Start of EXTRACTED MATERIAL

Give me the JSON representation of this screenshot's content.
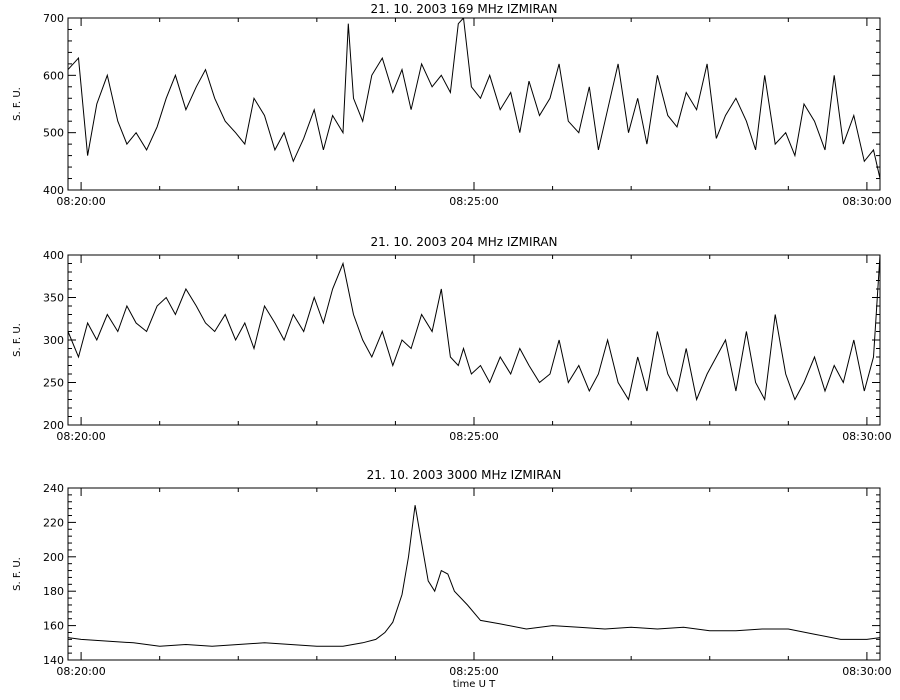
{
  "chart_data": [
    {
      "type": "line",
      "title": "21.  10.  2003    169 MHz    IZMIRAN",
      "ylabel": "S. F. U.",
      "xlabel": "",
      "xlim": [
        "08:19:50",
        "08:30:10"
      ],
      "ylim": [
        400,
        700
      ],
      "yticks": [
        400,
        500,
        600,
        700
      ],
      "xtick_labels": [
        "08:20:00",
        "08:25:00",
        "08:30:00"
      ],
      "series": [
        {
          "x": [
            "08:19:50",
            "08:19:58",
            "08:20:05",
            "08:20:12",
            "08:20:20",
            "08:20:28",
            "08:20:35",
            "08:20:42",
            "08:20:50",
            "08:20:58",
            "08:21:05",
            "08:21:12",
            "08:21:20",
            "08:21:28",
            "08:21:35",
            "08:21:42",
            "08:21:50",
            "08:21:58",
            "08:22:05",
            "08:22:12",
            "08:22:20",
            "08:22:28",
            "08:22:35",
            "08:22:42",
            "08:22:50",
            "08:22:58",
            "08:23:05",
            "08:23:12",
            "08:23:20",
            "08:23:24",
            "08:23:28",
            "08:23:35",
            "08:23:42",
            "08:23:50",
            "08:23:58",
            "08:24:05",
            "08:24:12",
            "08:24:20",
            "08:24:28",
            "08:24:35",
            "08:24:42",
            "08:24:48",
            "08:24:52",
            "08:24:58",
            "08:25:05",
            "08:25:12",
            "08:25:20",
            "08:25:28",
            "08:25:35",
            "08:25:42",
            "08:25:50",
            "08:25:58",
            "08:26:05",
            "08:26:12",
            "08:26:20",
            "08:26:28",
            "08:26:35",
            "08:26:42",
            "08:26:50",
            "08:26:58",
            "08:27:05",
            "08:27:12",
            "08:27:20",
            "08:27:28",
            "08:27:35",
            "08:27:42",
            "08:27:50",
            "08:27:58",
            "08:28:05",
            "08:28:12",
            "08:28:20",
            "08:28:28",
            "08:28:35",
            "08:28:42",
            "08:28:50",
            "08:28:58",
            "08:29:05",
            "08:29:12",
            "08:29:20",
            "08:29:28",
            "08:29:35",
            "08:29:42",
            "08:29:50",
            "08:29:58",
            "08:30:05",
            "08:30:10"
          ],
          "y": [
            610,
            630,
            460,
            550,
            600,
            520,
            480,
            500,
            470,
            510,
            560,
            600,
            540,
            580,
            610,
            560,
            520,
            500,
            480,
            560,
            530,
            470,
            500,
            450,
            490,
            540,
            470,
            530,
            500,
            690,
            560,
            520,
            600,
            630,
            570,
            610,
            540,
            620,
            580,
            600,
            570,
            690,
            700,
            580,
            560,
            600,
            540,
            570,
            500,
            590,
            530,
            560,
            620,
            520,
            500,
            580,
            470,
            540,
            620,
            500,
            560,
            480,
            600,
            530,
            510,
            570,
            540,
            620,
            490,
            530,
            560,
            520,
            470,
            600,
            480,
            500,
            460,
            550,
            520,
            470,
            600,
            480,
            530,
            450,
            470,
            420
          ]
        }
      ]
    },
    {
      "type": "line",
      "title": "21.  10.  2003    204 MHz    IZMIRAN",
      "ylabel": "S. F. U.",
      "xlabel": "",
      "xlim": [
        "08:19:50",
        "08:30:10"
      ],
      "ylim": [
        200,
        400
      ],
      "yticks": [
        200,
        250,
        300,
        350,
        400
      ],
      "xtick_labels": [
        "08:20:00",
        "08:25:00",
        "08:30:00"
      ],
      "series": [
        {
          "x": [
            "08:19:50",
            "08:19:58",
            "08:20:05",
            "08:20:12",
            "08:20:20",
            "08:20:28",
            "08:20:35",
            "08:20:42",
            "08:20:50",
            "08:20:58",
            "08:21:05",
            "08:21:12",
            "08:21:20",
            "08:21:28",
            "08:21:35",
            "08:21:42",
            "08:21:50",
            "08:21:58",
            "08:22:05",
            "08:22:12",
            "08:22:20",
            "08:22:28",
            "08:22:35",
            "08:22:42",
            "08:22:50",
            "08:22:58",
            "08:23:05",
            "08:23:12",
            "08:23:20",
            "08:23:28",
            "08:23:35",
            "08:23:42",
            "08:23:50",
            "08:23:58",
            "08:24:05",
            "08:24:12",
            "08:24:20",
            "08:24:28",
            "08:24:35",
            "08:24:42",
            "08:24:48",
            "08:24:52",
            "08:24:58",
            "08:25:05",
            "08:25:12",
            "08:25:20",
            "08:25:28",
            "08:25:35",
            "08:25:42",
            "08:25:50",
            "08:25:58",
            "08:26:05",
            "08:26:12",
            "08:26:20",
            "08:26:28",
            "08:26:35",
            "08:26:42",
            "08:26:50",
            "08:26:58",
            "08:27:05",
            "08:27:12",
            "08:27:20",
            "08:27:28",
            "08:27:35",
            "08:27:42",
            "08:27:50",
            "08:27:58",
            "08:28:05",
            "08:28:12",
            "08:28:20",
            "08:28:28",
            "08:28:35",
            "08:28:42",
            "08:28:50",
            "08:28:58",
            "08:29:05",
            "08:29:12",
            "08:29:20",
            "08:29:28",
            "08:29:35",
            "08:29:42",
            "08:29:50",
            "08:29:58",
            "08:30:05",
            "08:30:10"
          ],
          "y": [
            310,
            280,
            320,
            300,
            330,
            310,
            340,
            320,
            310,
            340,
            350,
            330,
            360,
            340,
            320,
            310,
            330,
            300,
            320,
            290,
            340,
            320,
            300,
            330,
            310,
            350,
            320,
            360,
            390,
            330,
            300,
            280,
            310,
            270,
            300,
            290,
            330,
            310,
            360,
            280,
            270,
            290,
            260,
            270,
            250,
            280,
            260,
            290,
            270,
            250,
            260,
            300,
            250,
            270,
            240,
            260,
            300,
            250,
            230,
            280,
            240,
            310,
            260,
            240,
            290,
            230,
            260,
            280,
            300,
            240,
            310,
            250,
            230,
            330,
            260,
            230,
            250,
            280,
            240,
            270,
            250,
            300,
            240,
            280,
            400
          ]
        }
      ]
    },
    {
      "type": "line",
      "title": "21.  10.  2003    3000 MHz    IZMIRAN",
      "ylabel": "S. F. U.",
      "xlabel": "time  U T",
      "xlim": [
        "08:19:50",
        "08:30:10"
      ],
      "ylim": [
        140,
        240
      ],
      "yticks": [
        140,
        160,
        180,
        200,
        220,
        240
      ],
      "xtick_labels": [
        "08:20:00",
        "08:25:00",
        "08:30:00"
      ],
      "series": [
        {
          "x": [
            "08:19:50",
            "08:20:00",
            "08:20:20",
            "08:20:40",
            "08:21:00",
            "08:21:20",
            "08:21:40",
            "08:22:00",
            "08:22:20",
            "08:22:40",
            "08:23:00",
            "08:23:20",
            "08:23:35",
            "08:23:45",
            "08:23:52",
            "08:23:58",
            "08:24:05",
            "08:24:10",
            "08:24:15",
            "08:24:20",
            "08:24:25",
            "08:24:30",
            "08:24:35",
            "08:24:40",
            "08:24:45",
            "08:24:55",
            "08:25:05",
            "08:25:20",
            "08:25:40",
            "08:26:00",
            "08:26:20",
            "08:26:40",
            "08:27:00",
            "08:27:20",
            "08:27:40",
            "08:28:00",
            "08:28:20",
            "08:28:40",
            "08:29:00",
            "08:29:20",
            "08:29:40",
            "08:30:00",
            "08:30:10"
          ],
          "y": [
            153,
            152,
            151,
            150,
            148,
            149,
            148,
            149,
            150,
            149,
            148,
            148,
            150,
            152,
            156,
            162,
            178,
            200,
            230,
            208,
            186,
            180,
            192,
            190,
            180,
            172,
            163,
            161,
            158,
            160,
            159,
            158,
            159,
            158,
            159,
            157,
            157,
            158,
            158,
            155,
            152,
            152,
            153
          ]
        }
      ]
    }
  ]
}
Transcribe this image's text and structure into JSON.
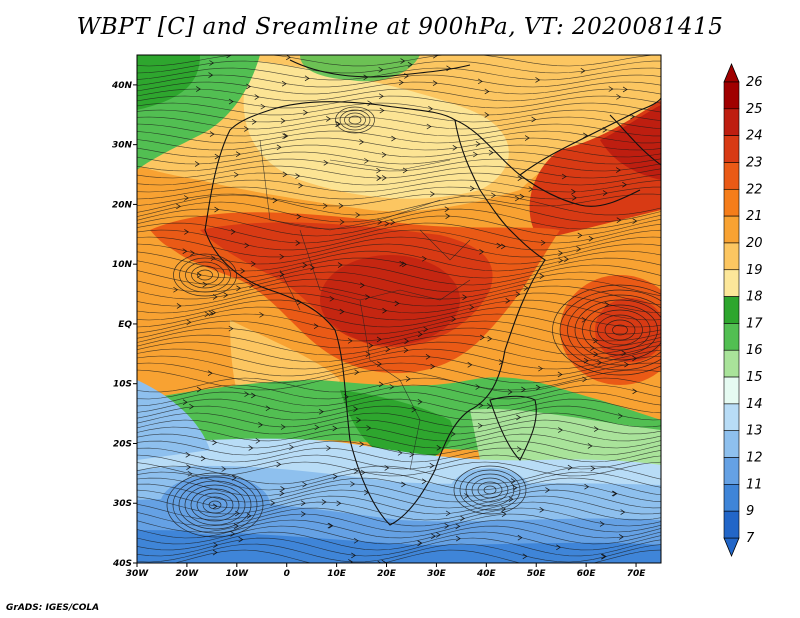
{
  "title": "WBPT [C] and Sreamline at 900hPa, VT: 2020081415",
  "credit": "GrADS: IGES/COLA",
  "map": {
    "lon_range": [
      -30,
      75
    ],
    "lat_range": [
      -40,
      45
    ],
    "lon_ticks": [
      {
        "value": -30,
        "label": "30W"
      },
      {
        "value": -20,
        "label": "20W"
      },
      {
        "value": -10,
        "label": "10W"
      },
      {
        "value": 0,
        "label": "0"
      },
      {
        "value": 10,
        "label": "10E"
      },
      {
        "value": 20,
        "label": "20E"
      },
      {
        "value": 30,
        "label": "30E"
      },
      {
        "value": 40,
        "label": "40E"
      },
      {
        "value": 50,
        "label": "50E"
      },
      {
        "value": 60,
        "label": "60E"
      },
      {
        "value": 70,
        "label": "70E"
      }
    ],
    "lat_ticks": [
      {
        "value": 40,
        "label": "40N"
      },
      {
        "value": 30,
        "label": "30N"
      },
      {
        "value": 20,
        "label": "20N"
      },
      {
        "value": 10,
        "label": "10N"
      },
      {
        "value": 0,
        "label": "EQ"
      },
      {
        "value": -10,
        "label": "10S"
      },
      {
        "value": -20,
        "label": "20S"
      },
      {
        "value": -30,
        "label": "30S"
      },
      {
        "value": -40,
        "label": "40S"
      }
    ]
  },
  "colorbar": {
    "levels": [
      "26",
      "25",
      "24",
      "23",
      "22",
      "21",
      "20",
      "19",
      "18",
      "17",
      "16",
      "15",
      "14",
      "13",
      "12",
      "11",
      "9",
      "7"
    ],
    "colors": [
      "#a00000",
      "#be1e10",
      "#d83a14",
      "#ea5a16",
      "#f57d1a",
      "#f8a232",
      "#fcc661",
      "#fce79a",
      "#2ea62e",
      "#52bf52",
      "#a9e39a",
      "#e6fbf2",
      "#b8dcf6",
      "#8ec0ee",
      "#65a1e4",
      "#3f85d8",
      "#2266c8"
    ],
    "top_cap_color": "#a00000",
    "bottom_cap_color": "#2266c8"
  }
}
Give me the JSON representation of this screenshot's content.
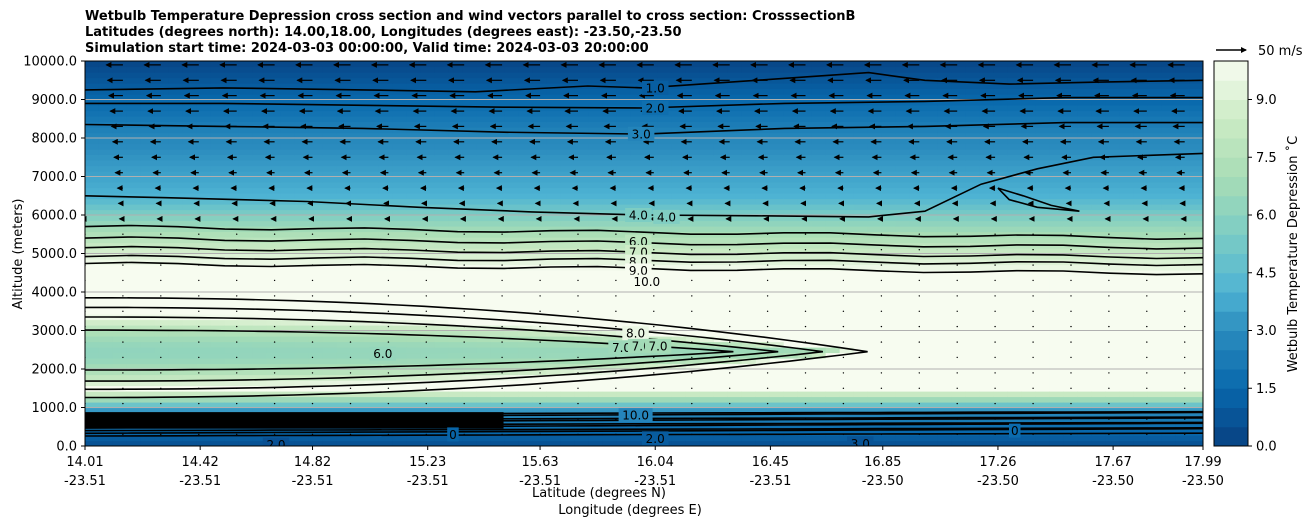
{
  "chart_data": {
    "type": "contour",
    "title_lines": [
      "Wetbulb Temperature Depression cross section and wind vectors parallel to cross section: CrosssectionB",
      "Latitudes (degrees north): 14.00,18.00, Longitudes (degrees east): -23.50,-23.50",
      "Simulation start time: 2024-03-03 00:00:00, Valid time: 2024-03-03 20:00:00"
    ],
    "xlabel_lat": "Latitude (degrees N)",
    "xlabel_lon": "Longitude (degrees E)",
    "ylabel": "Altitude (meters)",
    "ylim": [
      0,
      10000
    ],
    "yticks": [
      "0.0",
      "1000.0",
      "2000.0",
      "3000.0",
      "4000.0",
      "5000.0",
      "6000.0",
      "7000.0",
      "8000.0",
      "9000.0",
      "10000.0"
    ],
    "x_range": [
      14.01,
      17.99
    ],
    "x_ticks": [
      {
        "lat": "14.01",
        "lon": "-23.51"
      },
      {
        "lat": "14.42",
        "lon": "-23.51"
      },
      {
        "lat": "14.82",
        "lon": "-23.51"
      },
      {
        "lat": "15.23",
        "lon": "-23.51"
      },
      {
        "lat": "15.63",
        "lon": "-23.51"
      },
      {
        "lat": "16.04",
        "lon": "-23.51"
      },
      {
        "lat": "16.45",
        "lon": "-23.51"
      },
      {
        "lat": "16.85",
        "lon": "-23.50"
      },
      {
        "lat": "17.26",
        "lon": "-23.50"
      },
      {
        "lat": "17.67",
        "lon": "-23.50"
      },
      {
        "lat": "17.99",
        "lon": "-23.50"
      }
    ],
    "colorbar": {
      "label": "Wetbulb Temperature Depression ˚C",
      "ticks": [
        "0.0",
        "1.5",
        "3.0",
        "4.5",
        "6.0",
        "7.5",
        "9.0"
      ],
      "min": 0,
      "max": 10
    },
    "quiver_key": "50 m/s",
    "contour_labels": [
      {
        "text": "1.0",
        "lat": 16.04,
        "alt": 9300
      },
      {
        "text": "2.0",
        "lat": 16.04,
        "alt": 8780
      },
      {
        "text": "3.0",
        "lat": 15.99,
        "alt": 8110
      },
      {
        "text": "4.0",
        "lat": 15.98,
        "alt": 6000
      },
      {
        "text": "4.0",
        "lat": 16.08,
        "alt": 5950
      },
      {
        "text": "6.0",
        "lat": 15.98,
        "alt": 5310
      },
      {
        "text": "7.0",
        "lat": 15.98,
        "alt": 5040
      },
      {
        "text": "8.0",
        "lat": 15.98,
        "alt": 4790
      },
      {
        "text": "9.0",
        "lat": 15.98,
        "alt": 4560
      },
      {
        "text": "10.0",
        "lat": 16.01,
        "alt": 4270
      },
      {
        "text": "8.0",
        "lat": 15.97,
        "alt": 2930
      },
      {
        "text": "7.0",
        "lat": 15.92,
        "alt": 2560
      },
      {
        "text": "7.0",
        "lat": 15.99,
        "alt": 2600
      },
      {
        "text": "7.0",
        "lat": 16.05,
        "alt": 2600
      },
      {
        "text": "6.0",
        "lat": 15.07,
        "alt": 2400
      },
      {
        "text": "10.0",
        "lat": 15.97,
        "alt": 800
      },
      {
        "text": "3.0",
        "lat": 16.77,
        "alt": 70
      },
      {
        "text": "2.0",
        "lat": 14.69,
        "alt": 40
      },
      {
        "text": "2.0",
        "lat": 16.04,
        "alt": 200
      },
      {
        "text": "0",
        "lat": 15.32,
        "alt": 300
      },
      {
        "text": "0",
        "lat": 17.32,
        "alt": 400
      }
    ]
  }
}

End of EXTRACTED MATERIAL

Track down every line with the word "time" and copy it.

ANSWER TO THE EXERCISE >>
      "xlabel": "time  U T",
      "Simulation start time: 2024-03-03 00:00:00, Valid time: 2024-03-03 20:00:00"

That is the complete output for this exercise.